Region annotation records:
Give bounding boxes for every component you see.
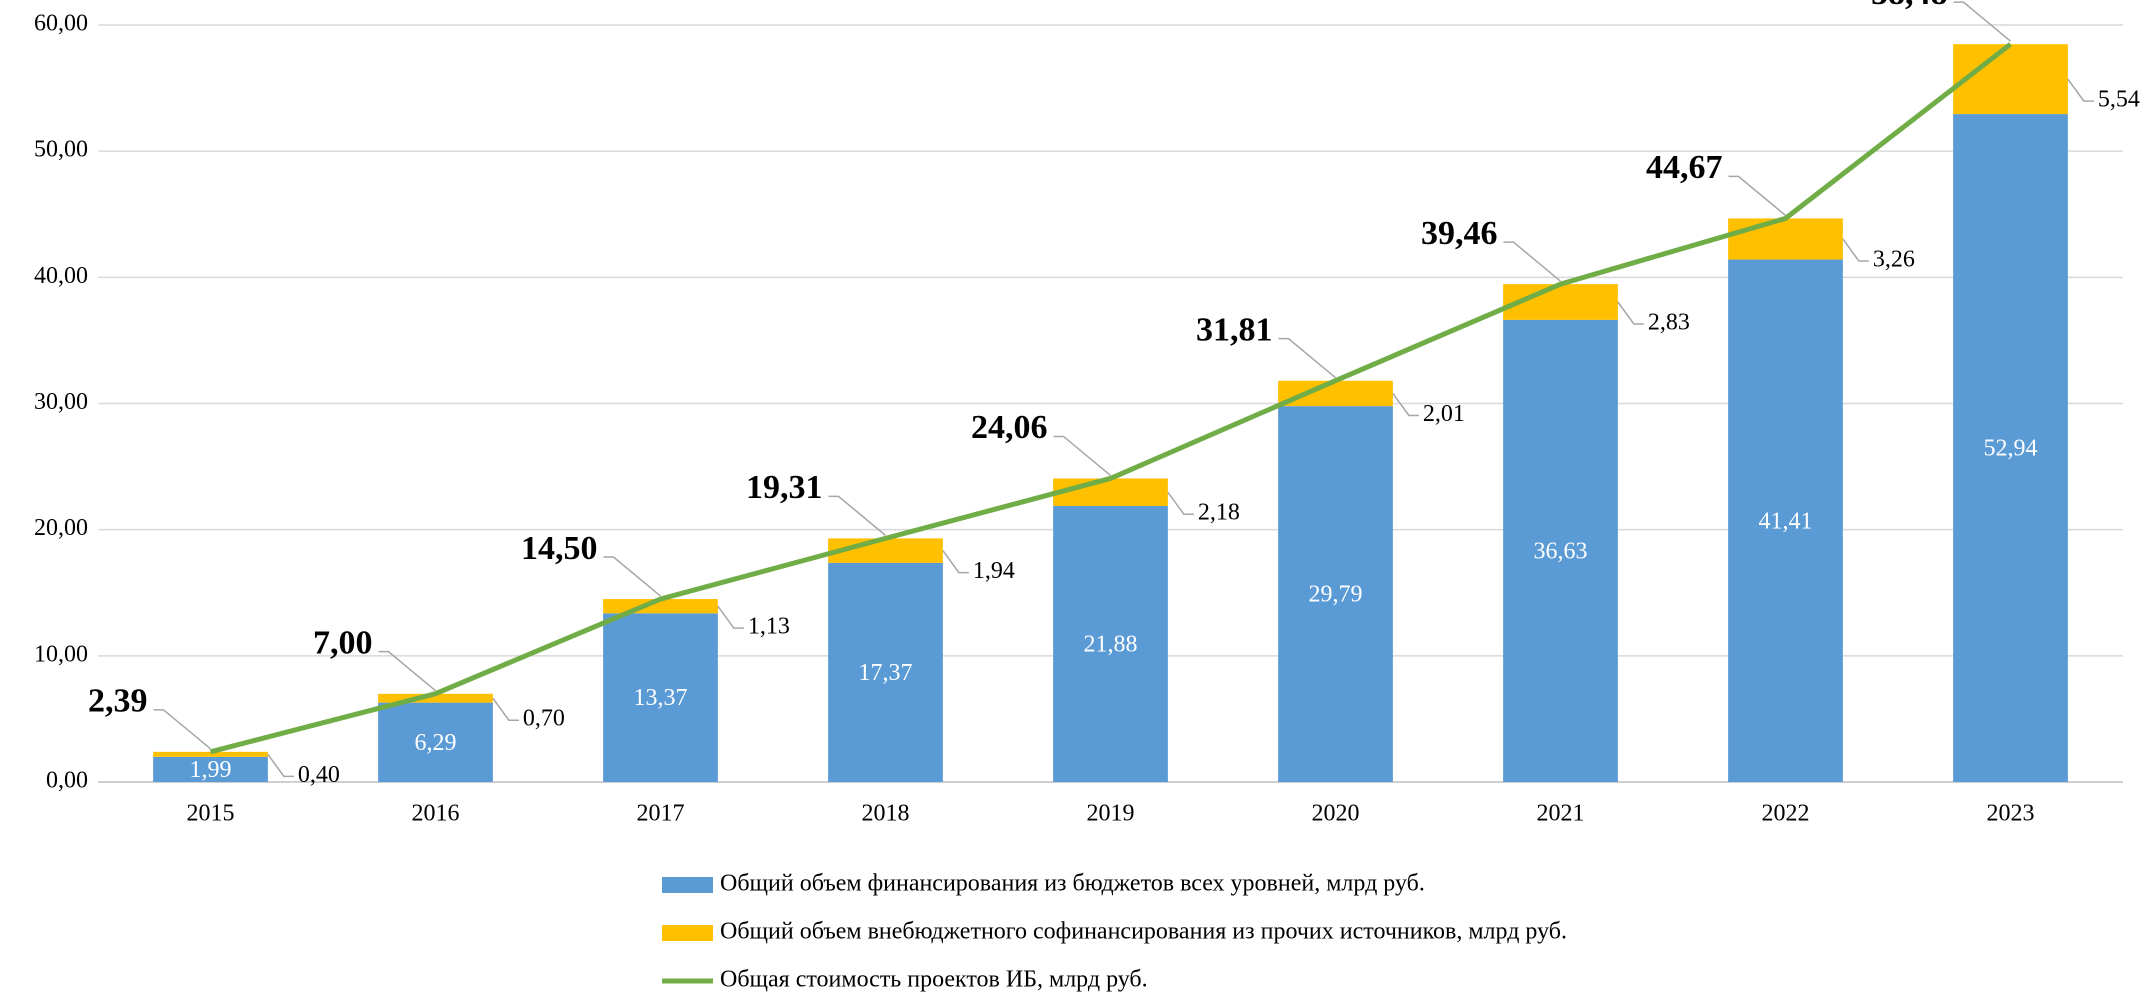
legend-swatch <box>662 925 713 941</box>
bar-value-label: 52,94 <box>1984 436 2038 462</box>
bar-value-label: 3,26 <box>1873 246 1915 272</box>
x-tick-label: 2020 <box>1312 801 1360 827</box>
bar-value-label: 6,29 <box>415 730 457 756</box>
total-value-label: 44,67 <box>1646 149 1723 186</box>
bar-segment <box>1278 380 1393 407</box>
bar-value-label: 1,13 <box>748 614 790 640</box>
total-value-label: 31,81 <box>1196 311 1273 348</box>
x-tick-label: 2021 <box>1537 801 1585 827</box>
bar-segment <box>153 756 268 782</box>
bar-value-label: 2,01 <box>1423 401 1465 427</box>
leader-line <box>1842 238 1869 262</box>
bar-segment <box>1728 218 1843 260</box>
legend-label: Общая стоимость проектов ИБ, млрд руб. <box>720 967 1148 993</box>
bar-segment <box>1728 259 1843 782</box>
y-tick-label: 20,00 <box>34 515 88 541</box>
bar-value-label: 0,40 <box>298 762 340 788</box>
leader-line <box>1053 435 1111 477</box>
total-value-label: 14,50 <box>521 530 598 567</box>
total-value-label: 7,00 <box>313 624 373 661</box>
y-tick-label: 40,00 <box>34 263 88 289</box>
bar-value-label: 21,88 <box>1084 631 1138 657</box>
bar-segment <box>603 613 718 782</box>
bar-value-label: 1,94 <box>973 558 1015 584</box>
total-line <box>209 42 2013 755</box>
leader-line <box>1167 491 1194 515</box>
bar-segment <box>153 751 268 757</box>
bar-value-label: 36,63 <box>1534 538 1588 564</box>
leader-line <box>1392 393 1419 417</box>
y-tick-label: 30,00 <box>34 389 88 415</box>
x-tick-label: 2023 <box>1987 801 2035 827</box>
leader-line <box>1728 175 1786 216</box>
x-tick-label: 2018 <box>862 801 910 827</box>
x-tick-label: 2017 <box>637 801 685 827</box>
leader-line <box>378 650 436 692</box>
legend-label: Общий объем внебюджетного софинансирован… <box>720 919 1567 945</box>
bar-value-label: 41,41 <box>1759 508 1813 534</box>
bar-value-label: 1,99 <box>190 757 232 783</box>
total-value-label: 39,46 <box>1421 215 1498 252</box>
bar-segment <box>378 693 493 703</box>
x-tick-label: 2022 <box>1762 801 1810 827</box>
x-tick-label: 2016 <box>412 801 460 827</box>
bar-segment <box>1053 478 1168 506</box>
leader-line <box>942 550 969 574</box>
bar-segment <box>1953 114 2068 782</box>
total-value-label: 2,39 <box>88 683 148 720</box>
bar-value-label: 5,54 <box>2098 87 2140 113</box>
bar-segment <box>828 562 943 782</box>
bar-value-label: 0,70 <box>523 706 565 732</box>
leader-line <box>153 709 211 750</box>
bar-segment <box>1503 319 1618 782</box>
bar-segment <box>378 702 493 782</box>
total-value-label: 58,48 <box>1871 0 1948 12</box>
leader-line <box>828 495 886 536</box>
leader-line <box>1503 241 1561 282</box>
leader-line <box>1953 1 2011 42</box>
bar-value-label: 13,37 <box>634 685 688 711</box>
leader-line <box>267 753 294 778</box>
x-tick-label: 2015 <box>187 801 235 827</box>
leader-line <box>1617 301 1644 325</box>
bar-segment <box>1053 505 1168 782</box>
legend-swatch <box>662 877 713 893</box>
y-tick-label: 50,00 <box>34 137 88 163</box>
x-tick-label: 2019 <box>1087 801 1135 827</box>
leader-line <box>1278 337 1336 379</box>
legend-label: Общий объем финансирования из бюджетов в… <box>720 871 1425 897</box>
total-value-label: 19,31 <box>746 469 823 506</box>
bar-value-label: 2,18 <box>1198 500 1240 526</box>
leader-line <box>2067 78 2094 102</box>
total-value-label: 24,06 <box>971 409 1048 446</box>
bar-value-label: 29,79 <box>1309 582 1363 608</box>
leader-line <box>717 605 744 629</box>
leader-line <box>603 556 661 597</box>
bar-segment <box>1278 406 1393 782</box>
y-tick-label: 0,00 <box>46 768 88 794</box>
leader-line <box>492 697 519 721</box>
y-tick-label: 10,00 <box>34 641 88 667</box>
bar-segment <box>1953 44 2068 115</box>
y-tick-label: 60,00 <box>34 11 88 37</box>
bar-value-label: 2,83 <box>1648 309 1690 335</box>
bar-value-label: 17,37 <box>859 660 913 686</box>
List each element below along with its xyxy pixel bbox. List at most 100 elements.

TASK STATEMENT: Reproduce every row above word for word, leaving out the pictures.

FINISHED EXERCISE:
Give bounding boxes for every component you see.
legend-swatch <box>662 925 713 941</box>
bar-value-label: 52,94 <box>1984 436 2038 462</box>
bar-value-label: 3,26 <box>1873 246 1915 272</box>
x-tick-label: 2020 <box>1312 801 1360 827</box>
bar-value-label: 6,29 <box>415 730 457 756</box>
total-value-label: 44,67 <box>1646 149 1723 186</box>
bar-segment <box>1278 380 1393 407</box>
bar-value-label: 1,13 <box>748 614 790 640</box>
total-value-label: 31,81 <box>1196 311 1273 348</box>
x-tick-label: 2021 <box>1537 801 1585 827</box>
bar-segment <box>153 756 268 782</box>
bar-value-label: 2,01 <box>1423 401 1465 427</box>
leader-line <box>1842 238 1869 262</box>
bar-segment <box>1728 218 1843 260</box>
legend-label: Общая стоимость проектов ИБ, млрд руб. <box>720 967 1148 993</box>
bar-segment <box>1728 259 1843 782</box>
y-tick-label: 20,00 <box>34 515 88 541</box>
bar-value-label: 0,40 <box>298 762 340 788</box>
leader-line <box>1053 435 1111 477</box>
total-value-label: 14,50 <box>521 530 598 567</box>
total-value-label: 7,00 <box>313 624 373 661</box>
y-tick-label: 40,00 <box>34 263 88 289</box>
bar-value-label: 21,88 <box>1084 631 1138 657</box>
bar-segment <box>603 613 718 782</box>
bar-value-label: 1,94 <box>973 558 1015 584</box>
total-line <box>209 42 2013 755</box>
leader-line <box>1167 491 1194 515</box>
bar-segment <box>153 751 268 757</box>
bar-value-label: 36,63 <box>1534 538 1588 564</box>
leader-line <box>1392 393 1419 417</box>
y-tick-label: 30,00 <box>34 389 88 415</box>
x-tick-label: 2023 <box>1987 801 2035 827</box>
leader-line <box>1728 175 1786 216</box>
x-tick-label: 2018 <box>862 801 910 827</box>
x-tick-label: 2017 <box>637 801 685 827</box>
leader-line <box>378 650 436 692</box>
legend-label: Общий объем внебюджетного софинансирован… <box>720 919 1567 945</box>
bar-value-label: 41,41 <box>1759 508 1813 534</box>
bar-value-label: 1,99 <box>190 757 232 783</box>
total-value-label: 39,46 <box>1421 215 1498 252</box>
bar-segment <box>378 693 493 703</box>
x-tick-label: 2022 <box>1762 801 1810 827</box>
x-tick-label: 2016 <box>412 801 460 827</box>
bar-segment <box>1053 478 1168 506</box>
leader-line <box>942 550 969 574</box>
bar-segment <box>1953 114 2068 782</box>
total-value-label: 2,39 <box>88 683 148 720</box>
bar-value-label: 5,54 <box>2098 87 2140 113</box>
bar-segment <box>828 562 943 782</box>
bar-value-label: 0,70 <box>523 706 565 732</box>
leader-line <box>153 709 211 750</box>
bar-segment <box>1503 319 1618 782</box>
bar-segment <box>378 702 493 782</box>
total-value-label: 58,48 <box>1871 0 1948 12</box>
leader-line <box>828 495 886 536</box>
leader-line <box>1503 241 1561 282</box>
leader-line <box>1953 1 2011 42</box>
bar-value-label: 13,37 <box>634 685 688 711</box>
leader-line <box>267 753 294 778</box>
x-tick-label: 2015 <box>187 801 235 827</box>
leader-line <box>1617 301 1644 325</box>
bar-segment <box>1053 505 1168 782</box>
legend-swatch <box>662 877 713 893</box>
y-tick-label: 50,00 <box>34 137 88 163</box>
x-tick-label: 2019 <box>1087 801 1135 827</box>
leader-line <box>1278 337 1336 379</box>
legend-label: Общий объем финансирования из бюджетов в… <box>720 871 1425 897</box>
total-value-label: 19,31 <box>746 469 823 506</box>
bar-value-label: 2,18 <box>1198 500 1240 526</box>
leader-line <box>2067 78 2094 102</box>
total-value-label: 24,06 <box>971 409 1048 446</box>
bar-value-label: 29,79 <box>1309 582 1363 608</box>
leader-line <box>717 605 744 629</box>
leader-line <box>603 556 661 597</box>
bar-segment <box>1278 406 1393 782</box>
y-tick-label: 0,00 <box>46 768 88 794</box>
leader-line <box>492 697 519 721</box>
y-tick-label: 10,00 <box>34 641 88 667</box>
bar-segment <box>1953 44 2068 115</box>
y-tick-label: 60,00 <box>34 11 88 37</box>
bar-value-label: 2,83 <box>1648 309 1690 335</box>
bar-value-label: 17,37 <box>859 660 913 686</box>
List each element below along with its xyxy pixel bbox. List at most 100 elements.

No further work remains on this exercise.